— start of Dataset records —

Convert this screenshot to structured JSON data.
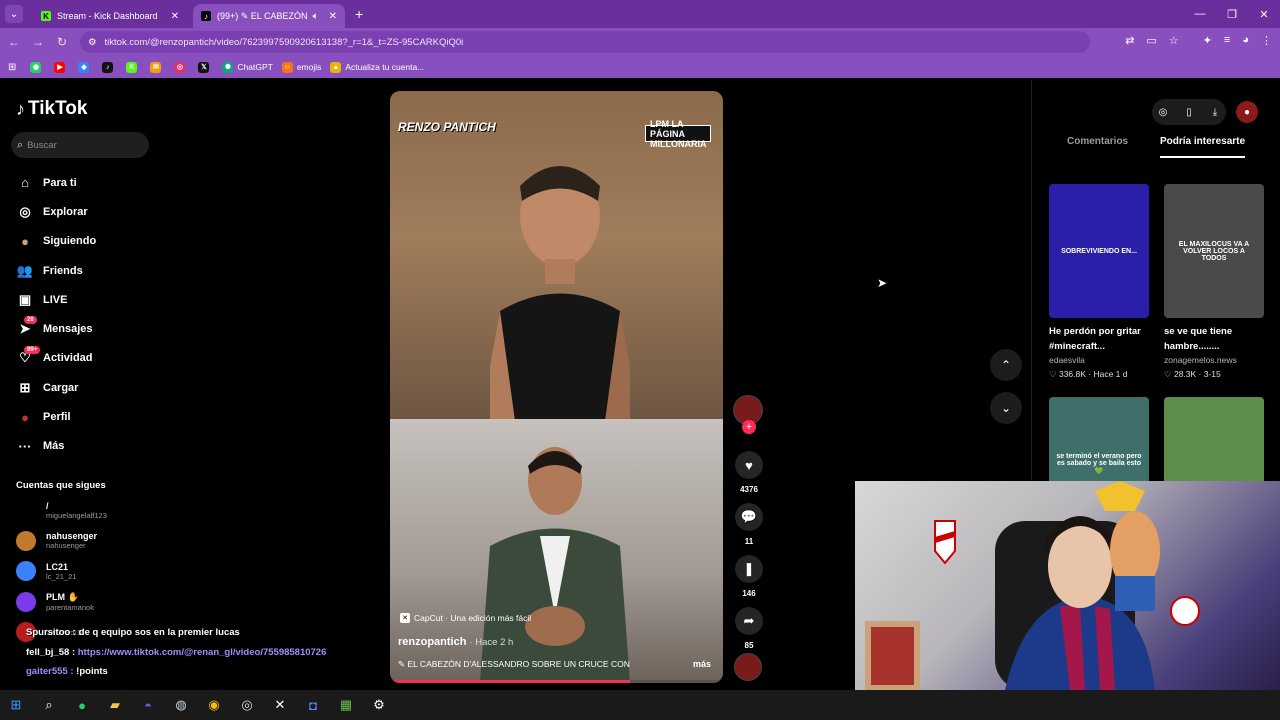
{
  "browser": {
    "tabs": [
      {
        "title": "Stream - Kick Dashboard",
        "favicon": "K",
        "favicon_color": "#53fc18"
      },
      {
        "title": "(99+) ✎ EL CABEZÓN D'",
        "favicon": "♪",
        "favicon_color": "#000000"
      }
    ],
    "url": "tiktok.com/@renzopantich/video/7623997590920613138?_r=1&_t=ZS-95CARKQiQ0i",
    "bookmarks": [
      {
        "label": "",
        "icon": "whatsapp-icon",
        "glyph": "◉",
        "color": "#25d366"
      },
      {
        "label": "",
        "icon": "youtube-icon",
        "glyph": "▶",
        "color": "#ff0000"
      },
      {
        "label": "",
        "icon": "messenger-icon",
        "glyph": "◈",
        "color": "#3b82f6"
      },
      {
        "label": "",
        "icon": "tiktok-icon",
        "glyph": "♪",
        "color": "#111111"
      },
      {
        "label": "",
        "icon": "kick-icon",
        "glyph": "K",
        "color": "#53fc18"
      },
      {
        "label": "",
        "icon": "mail-icon",
        "glyph": "✉",
        "color": "#f59e0b"
      },
      {
        "label": "",
        "icon": "instagram-icon",
        "glyph": "◎",
        "color": "#e1306c"
      },
      {
        "label": "",
        "icon": "x-icon",
        "glyph": "𝕏",
        "color": "#111111"
      },
      {
        "label": "ChatGPT",
        "icon": "chatgpt-icon",
        "glyph": "✺",
        "color": "#10a37f"
      },
      {
        "label": "emojis",
        "icon": "emoji-icon",
        "glyph": "☺",
        "color": "#f97316"
      },
      {
        "label": "Actualiza tu cuenta...",
        "icon": "bookmark-icon",
        "glyph": "▲",
        "color": "#eab308"
      }
    ]
  },
  "tiktok": {
    "logo": "TikTok",
    "search_placeholder": "Buscar",
    "menu": [
      {
        "label": "Para ti",
        "icon": "home-icon",
        "glyph": "⌂"
      },
      {
        "label": "Explorar",
        "icon": "compass-icon",
        "glyph": "◎"
      },
      {
        "label": "Siguiendo",
        "icon": "following-avatar-icon",
        "glyph": "●"
      },
      {
        "label": "Friends",
        "icon": "friends-icon",
        "glyph": "👥"
      },
      {
        "label": "LIVE",
        "icon": "live-icon",
        "glyph": "▣"
      },
      {
        "label": "Mensajes",
        "icon": "messages-icon",
        "glyph": "➤",
        "badge": "26"
      },
      {
        "label": "Actividad",
        "icon": "activity-icon",
        "glyph": "♡",
        "badge": "99+"
      },
      {
        "label": "Cargar",
        "icon": "upload-icon",
        "glyph": "⊞"
      },
      {
        "label": "Perfil",
        "icon": "profile-icon",
        "glyph": "●"
      },
      {
        "label": "Más",
        "icon": "more-icon",
        "glyph": "···"
      }
    ],
    "following_title": "Cuentas que sigues",
    "following": [
      {
        "name": "/",
        "handle": "miguelangelalf123",
        "color": "#000000"
      },
      {
        "name": "nahusenger",
        "handle": "nahusenger",
        "color": "#c2772f"
      },
      {
        "name": "LC21",
        "handle": "lc_21_21",
        "color": "#3b82f6"
      },
      {
        "name": "PLM ✋",
        "handle": "parentamanok",
        "color": "#7c3aed"
      },
      {
        "name": "",
        "handle": "benitosdr10",
        "color": "#b91c1c"
      }
    ]
  },
  "video": {
    "watermark": "RENZO PANTICH",
    "lpm_label": "LPM LA PÁGINA MILLONARIA",
    "capcut": "CapCut · Una edición más fácil",
    "author": "renzopantich",
    "time": "· Hace 2 h",
    "description": "✎ EL CABEZÓN D'ALESSANDRO SOBRE UN CRUCE CON",
    "more": "más",
    "progress": 0.72,
    "actions": [
      {
        "name": "like",
        "icon": "heart-icon",
        "glyph": "♥",
        "count": "4376"
      },
      {
        "name": "comment",
        "icon": "comment-icon",
        "glyph": "💬",
        "count": "11"
      },
      {
        "name": "save",
        "icon": "bookmark-icon",
        "glyph": "❚",
        "count": "146"
      },
      {
        "name": "share",
        "icon": "share-icon",
        "glyph": "➦",
        "count": "85"
      }
    ]
  },
  "right_panel": {
    "tabs": [
      "Comentarios",
      "Podría interesarte"
    ],
    "cards": [
      {
        "title": "He perdón por gritar #minecraft...",
        "user": "edaesvila",
        "stats": "♡ 336.8K · Hace 1 d",
        "thumb_text": "SOBREVIVIENDO EN...",
        "bg": "#2a1fa8"
      },
      {
        "title": "se ve que tiene hambre........",
        "user": "zonagemelos.news",
        "stats": "♡ 28.3K · 3-15",
        "thumb_text": "EL MAXILOCUS VA A VOLVER LOCOS A TODOS",
        "bg": "#4a4a4a"
      },
      {
        "title": "",
        "user": "",
        "stats": "",
        "thumb_text": "se terminó el verano pero es sabado y se baila esto 💚",
        "bg": "#3f6f6a"
      },
      {
        "title": "",
        "user": "",
        "stats": "",
        "thumb_text": "",
        "bg": "#5b8f4a"
      }
    ]
  },
  "chat": [
    {
      "user": "Spursitoo :",
      "text": "de q equipo sos en la premier lucas"
    },
    {
      "user": "fell_bj_58 :",
      "text": "https://www.tiktok.com/@renan_gl/video/755985810726"
    },
    {
      "user": "gaiter555 :",
      "text": "!points"
    }
  ],
  "taskbar": [
    {
      "icon": "windows-icon",
      "glyph": "⊞",
      "color": "#3b9cff"
    },
    {
      "icon": "search-icon",
      "glyph": "⌕",
      "color": "#ffffff"
    },
    {
      "icon": "spotify-icon",
      "glyph": "●",
      "color": "#1ed760"
    },
    {
      "icon": "folder-icon",
      "glyph": "▰",
      "color": "#f5c542"
    },
    {
      "icon": "discord-icon",
      "glyph": "◓",
      "color": "#5865f2"
    },
    {
      "icon": "steam-icon",
      "glyph": "◍",
      "color": "#c7d5e0"
    },
    {
      "icon": "chrome-icon",
      "glyph": "◉",
      "color": "#fbbc04"
    },
    {
      "icon": "obs-icon",
      "glyph": "◎",
      "color": "#dddddd"
    },
    {
      "icon": "capcut-icon",
      "glyph": "✕",
      "color": "#ffffff"
    },
    {
      "icon": "app-icon",
      "glyph": "◘",
      "color": "#4f8cff"
    },
    {
      "icon": "minecraft-icon",
      "glyph": "▦",
      "color": "#6abf4b"
    },
    {
      "icon": "settings-icon",
      "glyph": "⚙",
      "color": "#ffffff"
    }
  ]
}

— end of Dataset records —

Retype the whole listing exactly and leave the pictures out.

_Task answer_
Convert this screenshot to structured JSON data.
{
  "browser": {
    "tabs": [
      {
        "title": "Stream - Kick Dashboard",
        "favicon": "K",
        "favicon_color": "#53fc18"
      },
      {
        "title": "(99+) ✎ EL CABEZÓN D'",
        "favicon": "♪",
        "favicon_color": "#000000"
      }
    ],
    "url": "tiktok.com/@renzopantich/video/7623997590920613138?_r=1&_t=ZS-95CARKQiQ0i",
    "bookmarks": [
      {
        "label": "",
        "icon": "whatsapp-icon",
        "glyph": "◉",
        "color": "#25d366"
      },
      {
        "label": "",
        "icon": "youtube-icon",
        "glyph": "▶",
        "color": "#ff0000"
      },
      {
        "label": "",
        "icon": "messenger-icon",
        "glyph": "◈",
        "color": "#3b82f6"
      },
      {
        "label": "",
        "icon": "tiktok-icon",
        "glyph": "♪",
        "color": "#111111"
      },
      {
        "label": "",
        "icon": "kick-icon",
        "glyph": "K",
        "color": "#53fc18"
      },
      {
        "label": "",
        "icon": "mail-icon",
        "glyph": "✉",
        "color": "#f59e0b"
      },
      {
        "label": "",
        "icon": "instagram-icon",
        "glyph": "◎",
        "color": "#e1306c"
      },
      {
        "label": "",
        "icon": "x-icon",
        "glyph": "𝕏",
        "color": "#111111"
      },
      {
        "label": "ChatGPT",
        "icon": "chatgpt-icon",
        "glyph": "✺",
        "color": "#10a37f"
      },
      {
        "label": "emojis",
        "icon": "emoji-icon",
        "glyph": "☺",
        "color": "#f97316"
      },
      {
        "label": "Actualiza tu cuenta...",
        "icon": "bookmark-icon",
        "glyph": "▲",
        "color": "#eab308"
      }
    ]
  },
  "tiktok": {
    "logo": "TikTok",
    "search_placeholder": "Buscar",
    "menu": [
      {
        "label": "Para ti",
        "icon": "home-icon",
        "glyph": "⌂"
      },
      {
        "label": "Explorar",
        "icon": "compass-icon",
        "glyph": "◎"
      },
      {
        "label": "Siguiendo",
        "icon": "following-avatar-icon",
        "glyph": "●"
      },
      {
        "label": "Friends",
        "icon": "friends-icon",
        "glyph": "👥"
      },
      {
        "label": "LIVE",
        "icon": "live-icon",
        "glyph": "▣"
      },
      {
        "label": "Mensajes",
        "icon": "messages-icon",
        "glyph": "➤",
        "badge": "26"
      },
      {
        "label": "Actividad",
        "icon": "activity-icon",
        "glyph": "♡",
        "badge": "99+"
      },
      {
        "label": "Cargar",
        "icon": "upload-icon",
        "glyph": "⊞"
      },
      {
        "label": "Perfil",
        "icon": "profile-icon",
        "glyph": "●"
      },
      {
        "label": "Más",
        "icon": "more-icon",
        "glyph": "···"
      }
    ],
    "following_title": "Cuentas que sigues",
    "following": [
      {
        "name": "/",
        "handle": "miguelangelalf123",
        "color": "#000000"
      },
      {
        "name": "nahusenger",
        "handle": "nahusenger",
        "color": "#c2772f"
      },
      {
        "name": "LC21",
        "handle": "lc_21_21",
        "color": "#3b82f6"
      },
      {
        "name": "PLM ✋",
        "handle": "parentamanok",
        "color": "#7c3aed"
      },
      {
        "name": "",
        "handle": "benitosdr10",
        "color": "#b91c1c"
      }
    ]
  },
  "video": {
    "watermark": "RENZO PANTICH",
    "lpm_label": "LPM LA PÁGINA MILLONARIA",
    "capcut": "CapCut · Una edición más fácil",
    "author": "renzopantich",
    "time": "· Hace 2 h",
    "description": "✎ EL CABEZÓN D'ALESSANDRO SOBRE UN CRUCE CON",
    "more": "más",
    "progress": 0.72,
    "actions": [
      {
        "name": "like",
        "icon": "heart-icon",
        "glyph": "♥",
        "count": "4376"
      },
      {
        "name": "comment",
        "icon": "comment-icon",
        "glyph": "💬",
        "count": "11"
      },
      {
        "name": "save",
        "icon": "bookmark-icon",
        "glyph": "❚",
        "count": "146"
      },
      {
        "name": "share",
        "icon": "share-icon",
        "glyph": "➦",
        "count": "85"
      }
    ]
  },
  "right_panel": {
    "tabs": [
      "Comentarios",
      "Podría interesarte"
    ],
    "cards": [
      {
        "title": "He perdón por gritar #minecraft...",
        "user": "edaesvila",
        "stats": "♡ 336.8K · Hace 1 d",
        "thumb_text": "SOBREVIVIENDO EN...",
        "bg": "#2a1fa8"
      },
      {
        "title": "se ve que tiene hambre........",
        "user": "zonagemelos.news",
        "stats": "♡ 28.3K · 3-15",
        "thumb_text": "EL MAXILOCUS VA A VOLVER LOCOS A TODOS",
        "bg": "#4a4a4a"
      },
      {
        "title": "",
        "user": "",
        "stats": "",
        "thumb_text": "se terminó el verano pero es sabado y se baila esto 💚",
        "bg": "#3f6f6a"
      },
      {
        "title": "",
        "user": "",
        "stats": "",
        "thumb_text": "",
        "bg": "#5b8f4a"
      }
    ]
  },
  "chat": [
    {
      "user": "Spursitoo :",
      "text": "de q equipo sos en la premier lucas"
    },
    {
      "user": "fell_bj_58 :",
      "text": "https://www.tiktok.com/@renan_gl/video/755985810726"
    },
    {
      "user": "gaiter555 :",
      "text": "!points"
    }
  ],
  "taskbar": [
    {
      "icon": "windows-icon",
      "glyph": "⊞",
      "color": "#3b9cff"
    },
    {
      "icon": "search-icon",
      "glyph": "⌕",
      "color": "#ffffff"
    },
    {
      "icon": "spotify-icon",
      "glyph": "●",
      "color": "#1ed760"
    },
    {
      "icon": "folder-icon",
      "glyph": "▰",
      "color": "#f5c542"
    },
    {
      "icon": "discord-icon",
      "glyph": "◓",
      "color": "#5865f2"
    },
    {
      "icon": "steam-icon",
      "glyph": "◍",
      "color": "#c7d5e0"
    },
    {
      "icon": "chrome-icon",
      "glyph": "◉",
      "color": "#fbbc04"
    },
    {
      "icon": "obs-icon",
      "glyph": "◎",
      "color": "#dddddd"
    },
    {
      "icon": "capcut-icon",
      "glyph": "✕",
      "color": "#ffffff"
    },
    {
      "icon": "app-icon",
      "glyph": "◘",
      "color": "#4f8cff"
    },
    {
      "icon": "minecraft-icon",
      "glyph": "▦",
      "color": "#6abf4b"
    },
    {
      "icon": "settings-icon",
      "glyph": "⚙",
      "color": "#ffffff"
    }
  ]
}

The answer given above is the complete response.